[Records from a dataset]
---

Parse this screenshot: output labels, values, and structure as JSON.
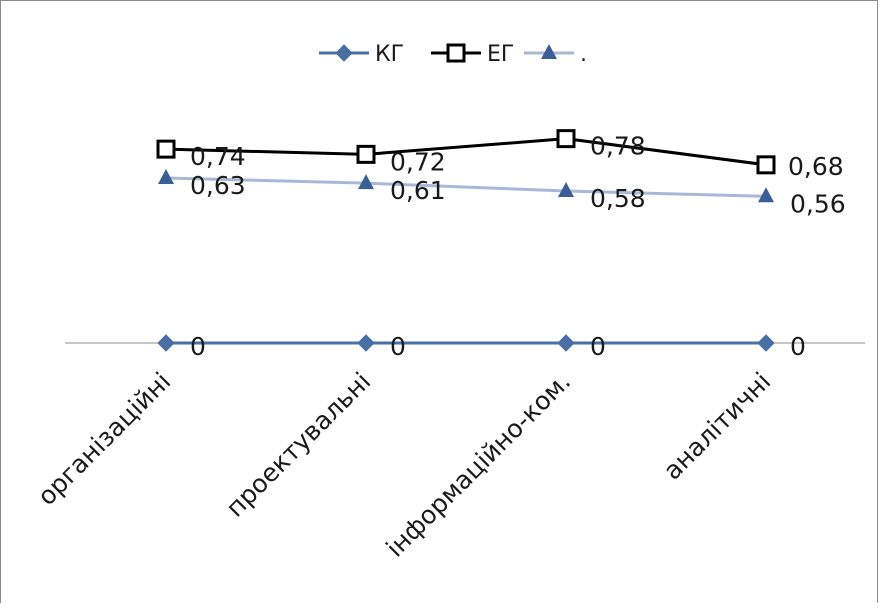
{
  "chart_data": {
    "type": "line",
    "title": "",
    "xlabel": "",
    "ylabel": "",
    "categories": [
      "організаційні",
      "проектувальні",
      "інформаційно-ком.",
      "аналітичні"
    ],
    "series": [
      {
        "name": "КГ",
        "values": [
          0,
          0,
          0,
          0
        ],
        "color": "#4a6fa5",
        "marker": "diamond"
      },
      {
        "name": "ЕГ",
        "values": [
          0.74,
          0.72,
          0.78,
          0.68
        ],
        "color": "#000000",
        "marker": "square-open"
      },
      {
        "name": ".",
        "values": [
          0.63,
          0.61,
          0.58,
          0.56
        ],
        "color": "#a9b8d6",
        "marker": "triangle",
        "marker_color": "#3a5f96"
      }
    ],
    "data_labels": {
      "КГ": [
        "0",
        "0",
        "0",
        "0"
      ],
      "ЕГ": [
        "0,74",
        "0,72",
        "0,78",
        "0,68"
      ],
      ".": [
        "0,63",
        "0,61",
        "0,58",
        "0,56"
      ]
    },
    "ylim": [
      0,
      0.78
    ],
    "grid": false,
    "legend_position": "top"
  }
}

---

• **PROBLEM DETAILS**
Restate the whole listing above exactly, please, omitting every image.

• **RESULT**
Parse this screenshot: output labels, values, and structure as JSON.
{
  "chart_data": {
    "type": "line",
    "title": "",
    "xlabel": "",
    "ylabel": "",
    "categories": [
      "організаційні",
      "проектувальні",
      "інформаційно-ком.",
      "аналітичні"
    ],
    "series": [
      {
        "name": "КГ",
        "values": [
          0,
          0,
          0,
          0
        ],
        "color": "#4a6fa5",
        "marker": "diamond"
      },
      {
        "name": "ЕГ",
        "values": [
          0.74,
          0.72,
          0.78,
          0.68
        ],
        "color": "#000000",
        "marker": "square-open"
      },
      {
        "name": ".",
        "values": [
          0.63,
          0.61,
          0.58,
          0.56
        ],
        "color": "#a9b8d6",
        "marker": "triangle",
        "marker_color": "#3a5f96"
      }
    ],
    "data_labels": {
      "КГ": [
        "0",
        "0",
        "0",
        "0"
      ],
      "ЕГ": [
        "0,74",
        "0,72",
        "0,78",
        "0,68"
      ],
      ".": [
        "0,63",
        "0,61",
        "0,58",
        "0,56"
      ]
    },
    "ylim": [
      0,
      0.78
    ],
    "grid": false,
    "legend_position": "top"
  }
}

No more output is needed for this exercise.